EXERCISE AIM » Pictures stay out of the copy; set down each line of the listing below exactly.

LISTED ENTRIES »
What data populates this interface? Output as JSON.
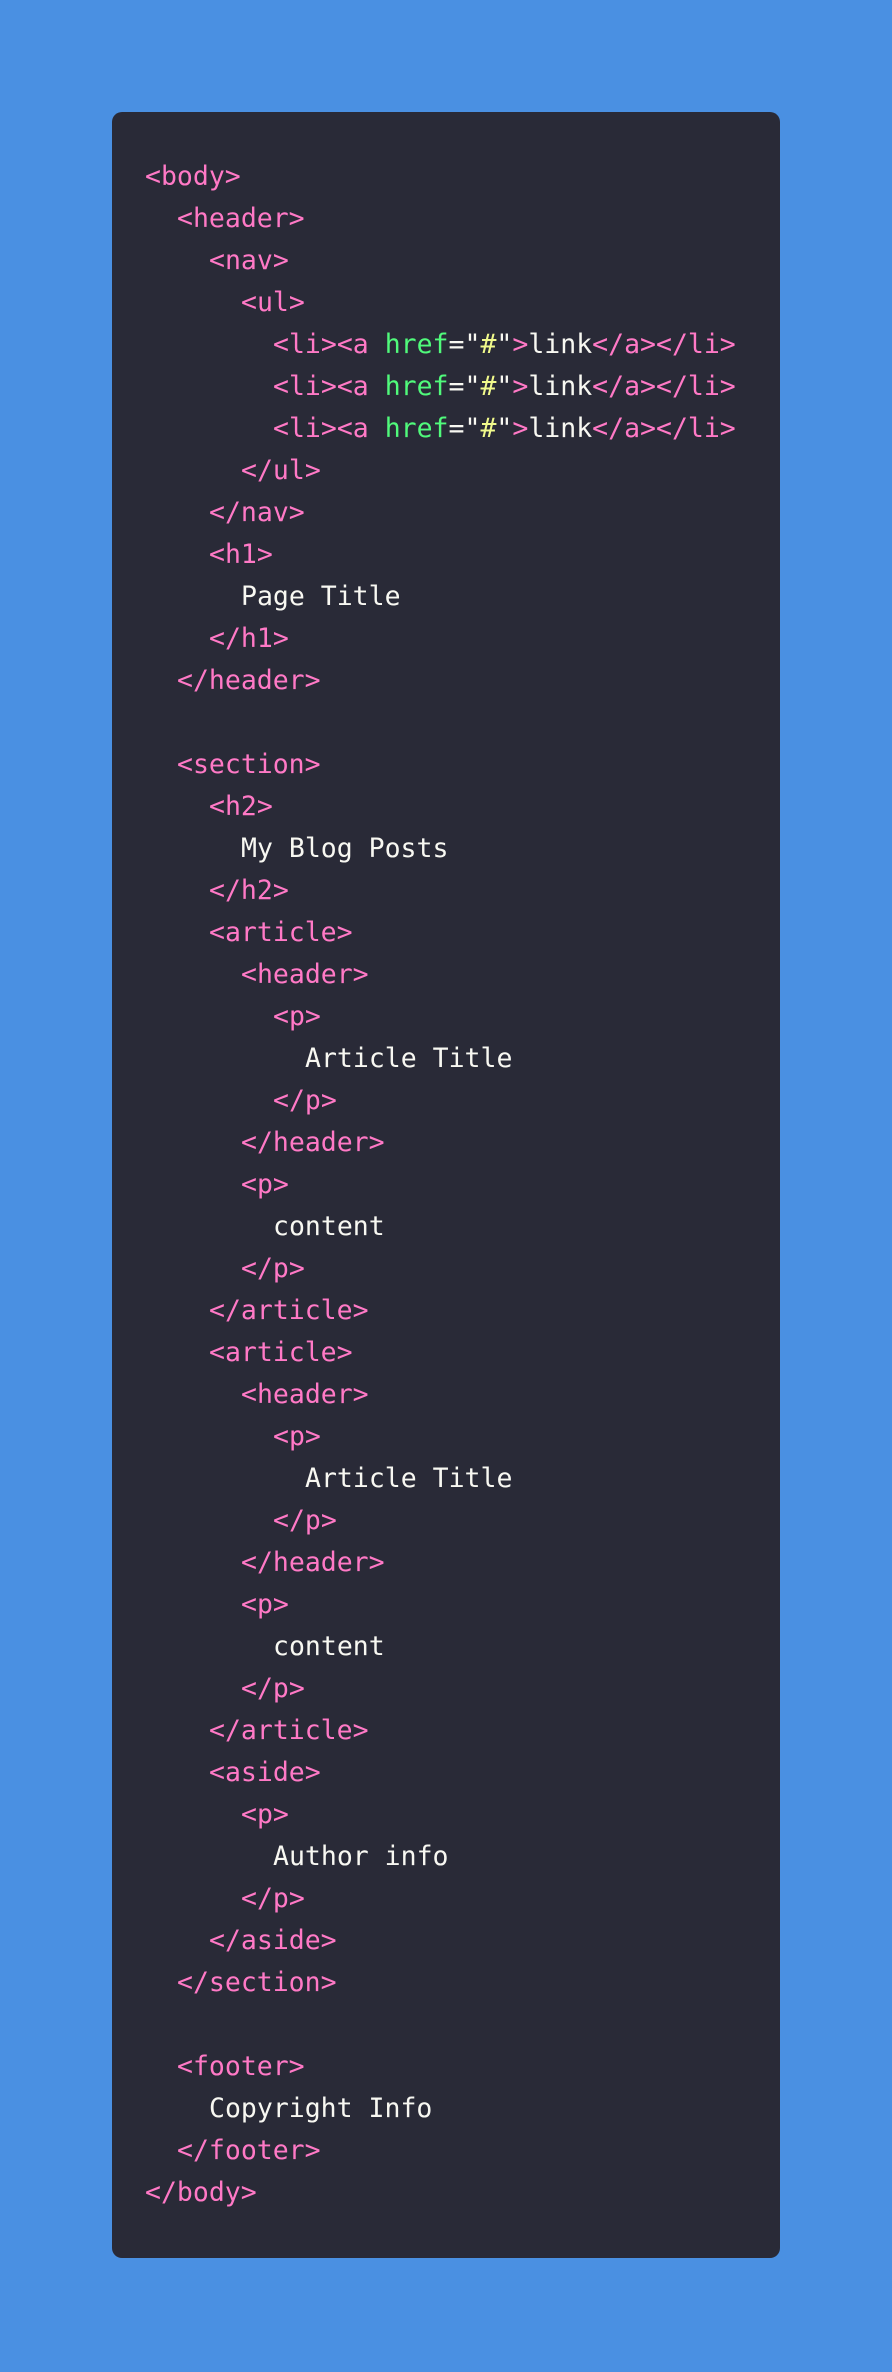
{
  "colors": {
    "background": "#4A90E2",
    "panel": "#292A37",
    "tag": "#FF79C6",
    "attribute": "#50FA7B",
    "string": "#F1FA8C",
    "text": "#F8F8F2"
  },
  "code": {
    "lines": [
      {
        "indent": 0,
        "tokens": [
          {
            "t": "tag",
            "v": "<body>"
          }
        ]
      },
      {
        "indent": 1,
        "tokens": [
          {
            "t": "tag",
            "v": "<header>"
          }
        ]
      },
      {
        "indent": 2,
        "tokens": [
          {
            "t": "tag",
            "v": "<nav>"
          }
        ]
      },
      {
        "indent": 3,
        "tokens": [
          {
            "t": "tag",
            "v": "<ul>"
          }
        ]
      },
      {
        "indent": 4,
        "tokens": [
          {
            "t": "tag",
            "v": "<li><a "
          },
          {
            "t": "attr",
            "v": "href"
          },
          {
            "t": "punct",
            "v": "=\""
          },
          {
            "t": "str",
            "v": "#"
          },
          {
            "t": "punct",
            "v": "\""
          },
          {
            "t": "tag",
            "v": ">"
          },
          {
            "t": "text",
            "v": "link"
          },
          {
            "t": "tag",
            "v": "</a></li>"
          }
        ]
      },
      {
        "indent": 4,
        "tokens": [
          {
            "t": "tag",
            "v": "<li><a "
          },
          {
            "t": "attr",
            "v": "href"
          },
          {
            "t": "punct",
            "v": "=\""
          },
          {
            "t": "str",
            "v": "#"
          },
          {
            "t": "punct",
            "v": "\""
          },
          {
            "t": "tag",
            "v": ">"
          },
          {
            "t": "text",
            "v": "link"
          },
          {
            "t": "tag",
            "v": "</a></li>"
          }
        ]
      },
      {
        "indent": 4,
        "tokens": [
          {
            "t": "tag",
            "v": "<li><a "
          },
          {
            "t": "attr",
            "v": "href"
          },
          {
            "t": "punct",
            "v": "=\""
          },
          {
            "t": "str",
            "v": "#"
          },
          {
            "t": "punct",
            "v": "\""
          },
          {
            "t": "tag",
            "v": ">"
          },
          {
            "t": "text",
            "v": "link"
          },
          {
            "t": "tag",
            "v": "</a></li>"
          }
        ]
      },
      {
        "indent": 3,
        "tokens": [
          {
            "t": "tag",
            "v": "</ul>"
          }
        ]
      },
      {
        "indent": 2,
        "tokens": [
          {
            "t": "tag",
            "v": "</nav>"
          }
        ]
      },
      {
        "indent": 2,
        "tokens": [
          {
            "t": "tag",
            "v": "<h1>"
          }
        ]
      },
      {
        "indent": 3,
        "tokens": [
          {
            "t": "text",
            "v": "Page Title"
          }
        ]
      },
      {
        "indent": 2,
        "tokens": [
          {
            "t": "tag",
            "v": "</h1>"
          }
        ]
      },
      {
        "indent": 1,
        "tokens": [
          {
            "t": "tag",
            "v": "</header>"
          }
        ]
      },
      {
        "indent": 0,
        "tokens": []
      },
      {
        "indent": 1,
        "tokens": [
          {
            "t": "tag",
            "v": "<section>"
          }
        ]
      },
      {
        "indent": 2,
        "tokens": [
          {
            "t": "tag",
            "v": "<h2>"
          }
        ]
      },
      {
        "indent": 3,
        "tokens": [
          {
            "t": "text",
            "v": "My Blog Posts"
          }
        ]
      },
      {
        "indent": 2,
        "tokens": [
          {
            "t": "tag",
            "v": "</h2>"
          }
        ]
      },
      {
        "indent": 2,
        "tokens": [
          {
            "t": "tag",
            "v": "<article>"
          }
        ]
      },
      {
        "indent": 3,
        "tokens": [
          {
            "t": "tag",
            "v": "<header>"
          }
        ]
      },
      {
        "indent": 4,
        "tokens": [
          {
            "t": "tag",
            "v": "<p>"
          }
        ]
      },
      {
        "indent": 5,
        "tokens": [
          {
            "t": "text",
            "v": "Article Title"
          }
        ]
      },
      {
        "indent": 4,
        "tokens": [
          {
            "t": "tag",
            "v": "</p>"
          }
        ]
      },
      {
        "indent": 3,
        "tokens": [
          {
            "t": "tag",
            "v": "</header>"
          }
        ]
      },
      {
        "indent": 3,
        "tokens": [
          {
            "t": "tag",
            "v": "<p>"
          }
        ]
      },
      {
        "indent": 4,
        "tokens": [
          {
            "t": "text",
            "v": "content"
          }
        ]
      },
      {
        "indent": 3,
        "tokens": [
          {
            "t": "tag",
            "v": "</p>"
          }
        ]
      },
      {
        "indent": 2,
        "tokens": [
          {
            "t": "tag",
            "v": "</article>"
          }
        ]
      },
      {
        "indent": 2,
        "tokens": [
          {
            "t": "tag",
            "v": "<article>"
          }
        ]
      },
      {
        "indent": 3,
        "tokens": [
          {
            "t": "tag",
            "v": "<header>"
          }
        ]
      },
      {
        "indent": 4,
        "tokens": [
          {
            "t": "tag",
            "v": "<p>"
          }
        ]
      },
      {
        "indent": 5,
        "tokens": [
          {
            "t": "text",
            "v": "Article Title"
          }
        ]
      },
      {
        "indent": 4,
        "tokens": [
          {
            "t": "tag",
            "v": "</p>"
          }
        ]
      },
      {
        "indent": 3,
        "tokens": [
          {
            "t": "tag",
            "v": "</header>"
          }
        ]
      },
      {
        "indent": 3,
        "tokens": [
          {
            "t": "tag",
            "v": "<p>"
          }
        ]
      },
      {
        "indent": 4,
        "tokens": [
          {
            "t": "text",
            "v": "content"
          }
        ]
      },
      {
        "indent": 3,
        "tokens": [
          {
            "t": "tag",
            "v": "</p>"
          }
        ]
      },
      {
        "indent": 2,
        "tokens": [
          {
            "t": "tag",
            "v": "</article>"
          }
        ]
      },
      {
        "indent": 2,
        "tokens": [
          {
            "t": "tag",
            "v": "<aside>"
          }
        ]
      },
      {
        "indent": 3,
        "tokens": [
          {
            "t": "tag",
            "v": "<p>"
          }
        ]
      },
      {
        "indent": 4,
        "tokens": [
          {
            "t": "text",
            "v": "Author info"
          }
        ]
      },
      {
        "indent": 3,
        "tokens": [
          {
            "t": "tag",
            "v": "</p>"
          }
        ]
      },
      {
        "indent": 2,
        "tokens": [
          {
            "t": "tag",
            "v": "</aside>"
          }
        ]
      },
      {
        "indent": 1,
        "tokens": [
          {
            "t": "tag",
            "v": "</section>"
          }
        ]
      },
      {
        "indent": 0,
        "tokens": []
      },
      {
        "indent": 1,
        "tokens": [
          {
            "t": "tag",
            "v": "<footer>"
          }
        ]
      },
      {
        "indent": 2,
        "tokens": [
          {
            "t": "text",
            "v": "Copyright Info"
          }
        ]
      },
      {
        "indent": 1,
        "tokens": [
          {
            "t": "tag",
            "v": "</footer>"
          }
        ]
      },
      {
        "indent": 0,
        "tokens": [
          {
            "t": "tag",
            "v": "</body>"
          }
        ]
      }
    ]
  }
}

THE OUTPUT »
What data populates this interface? Output as JSON.
{
  "colors": {
    "background": "#4A90E2",
    "panel": "#292A37",
    "tag": "#FF79C6",
    "attribute": "#50FA7B",
    "string": "#F1FA8C",
    "text": "#F8F8F2"
  },
  "code": {
    "lines": [
      {
        "indent": 0,
        "tokens": [
          {
            "t": "tag",
            "v": "<body>"
          }
        ]
      },
      {
        "indent": 1,
        "tokens": [
          {
            "t": "tag",
            "v": "<header>"
          }
        ]
      },
      {
        "indent": 2,
        "tokens": [
          {
            "t": "tag",
            "v": "<nav>"
          }
        ]
      },
      {
        "indent": 3,
        "tokens": [
          {
            "t": "tag",
            "v": "<ul>"
          }
        ]
      },
      {
        "indent": 4,
        "tokens": [
          {
            "t": "tag",
            "v": "<li><a "
          },
          {
            "t": "attr",
            "v": "href"
          },
          {
            "t": "punct",
            "v": "=\""
          },
          {
            "t": "str",
            "v": "#"
          },
          {
            "t": "punct",
            "v": "\""
          },
          {
            "t": "tag",
            "v": ">"
          },
          {
            "t": "text",
            "v": "link"
          },
          {
            "t": "tag",
            "v": "</a></li>"
          }
        ]
      },
      {
        "indent": 4,
        "tokens": [
          {
            "t": "tag",
            "v": "<li><a "
          },
          {
            "t": "attr",
            "v": "href"
          },
          {
            "t": "punct",
            "v": "=\""
          },
          {
            "t": "str",
            "v": "#"
          },
          {
            "t": "punct",
            "v": "\""
          },
          {
            "t": "tag",
            "v": ">"
          },
          {
            "t": "text",
            "v": "link"
          },
          {
            "t": "tag",
            "v": "</a></li>"
          }
        ]
      },
      {
        "indent": 4,
        "tokens": [
          {
            "t": "tag",
            "v": "<li><a "
          },
          {
            "t": "attr",
            "v": "href"
          },
          {
            "t": "punct",
            "v": "=\""
          },
          {
            "t": "str",
            "v": "#"
          },
          {
            "t": "punct",
            "v": "\""
          },
          {
            "t": "tag",
            "v": ">"
          },
          {
            "t": "text",
            "v": "link"
          },
          {
            "t": "tag",
            "v": "</a></li>"
          }
        ]
      },
      {
        "indent": 3,
        "tokens": [
          {
            "t": "tag",
            "v": "</ul>"
          }
        ]
      },
      {
        "indent": 2,
        "tokens": [
          {
            "t": "tag",
            "v": "</nav>"
          }
        ]
      },
      {
        "indent": 2,
        "tokens": [
          {
            "t": "tag",
            "v": "<h1>"
          }
        ]
      },
      {
        "indent": 3,
        "tokens": [
          {
            "t": "text",
            "v": "Page Title"
          }
        ]
      },
      {
        "indent": 2,
        "tokens": [
          {
            "t": "tag",
            "v": "</h1>"
          }
        ]
      },
      {
        "indent": 1,
        "tokens": [
          {
            "t": "tag",
            "v": "</header>"
          }
        ]
      },
      {
        "indent": 0,
        "tokens": []
      },
      {
        "indent": 1,
        "tokens": [
          {
            "t": "tag",
            "v": "<section>"
          }
        ]
      },
      {
        "indent": 2,
        "tokens": [
          {
            "t": "tag",
            "v": "<h2>"
          }
        ]
      },
      {
        "indent": 3,
        "tokens": [
          {
            "t": "text",
            "v": "My Blog Posts"
          }
        ]
      },
      {
        "indent": 2,
        "tokens": [
          {
            "t": "tag",
            "v": "</h2>"
          }
        ]
      },
      {
        "indent": 2,
        "tokens": [
          {
            "t": "tag",
            "v": "<article>"
          }
        ]
      },
      {
        "indent": 3,
        "tokens": [
          {
            "t": "tag",
            "v": "<header>"
          }
        ]
      },
      {
        "indent": 4,
        "tokens": [
          {
            "t": "tag",
            "v": "<p>"
          }
        ]
      },
      {
        "indent": 5,
        "tokens": [
          {
            "t": "text",
            "v": "Article Title"
          }
        ]
      },
      {
        "indent": 4,
        "tokens": [
          {
            "t": "tag",
            "v": "</p>"
          }
        ]
      },
      {
        "indent": 3,
        "tokens": [
          {
            "t": "tag",
            "v": "</header>"
          }
        ]
      },
      {
        "indent": 3,
        "tokens": [
          {
            "t": "tag",
            "v": "<p>"
          }
        ]
      },
      {
        "indent": 4,
        "tokens": [
          {
            "t": "text",
            "v": "content"
          }
        ]
      },
      {
        "indent": 3,
        "tokens": [
          {
            "t": "tag",
            "v": "</p>"
          }
        ]
      },
      {
        "indent": 2,
        "tokens": [
          {
            "t": "tag",
            "v": "</article>"
          }
        ]
      },
      {
        "indent": 2,
        "tokens": [
          {
            "t": "tag",
            "v": "<article>"
          }
        ]
      },
      {
        "indent": 3,
        "tokens": [
          {
            "t": "tag",
            "v": "<header>"
          }
        ]
      },
      {
        "indent": 4,
        "tokens": [
          {
            "t": "tag",
            "v": "<p>"
          }
        ]
      },
      {
        "indent": 5,
        "tokens": [
          {
            "t": "text",
            "v": "Article Title"
          }
        ]
      },
      {
        "indent": 4,
        "tokens": [
          {
            "t": "tag",
            "v": "</p>"
          }
        ]
      },
      {
        "indent": 3,
        "tokens": [
          {
            "t": "tag",
            "v": "</header>"
          }
        ]
      },
      {
        "indent": 3,
        "tokens": [
          {
            "t": "tag",
            "v": "<p>"
          }
        ]
      },
      {
        "indent": 4,
        "tokens": [
          {
            "t": "text",
            "v": "content"
          }
        ]
      },
      {
        "indent": 3,
        "tokens": [
          {
            "t": "tag",
            "v": "</p>"
          }
        ]
      },
      {
        "indent": 2,
        "tokens": [
          {
            "t": "tag",
            "v": "</article>"
          }
        ]
      },
      {
        "indent": 2,
        "tokens": [
          {
            "t": "tag",
            "v": "<aside>"
          }
        ]
      },
      {
        "indent": 3,
        "tokens": [
          {
            "t": "tag",
            "v": "<p>"
          }
        ]
      },
      {
        "indent": 4,
        "tokens": [
          {
            "t": "text",
            "v": "Author info"
          }
        ]
      },
      {
        "indent": 3,
        "tokens": [
          {
            "t": "tag",
            "v": "</p>"
          }
        ]
      },
      {
        "indent": 2,
        "tokens": [
          {
            "t": "tag",
            "v": "</aside>"
          }
        ]
      },
      {
        "indent": 1,
        "tokens": [
          {
            "t": "tag",
            "v": "</section>"
          }
        ]
      },
      {
        "indent": 0,
        "tokens": []
      },
      {
        "indent": 1,
        "tokens": [
          {
            "t": "tag",
            "v": "<footer>"
          }
        ]
      },
      {
        "indent": 2,
        "tokens": [
          {
            "t": "text",
            "v": "Copyright Info"
          }
        ]
      },
      {
        "indent": 1,
        "tokens": [
          {
            "t": "tag",
            "v": "</footer>"
          }
        ]
      },
      {
        "indent": 0,
        "tokens": [
          {
            "t": "tag",
            "v": "</body>"
          }
        ]
      }
    ]
  }
}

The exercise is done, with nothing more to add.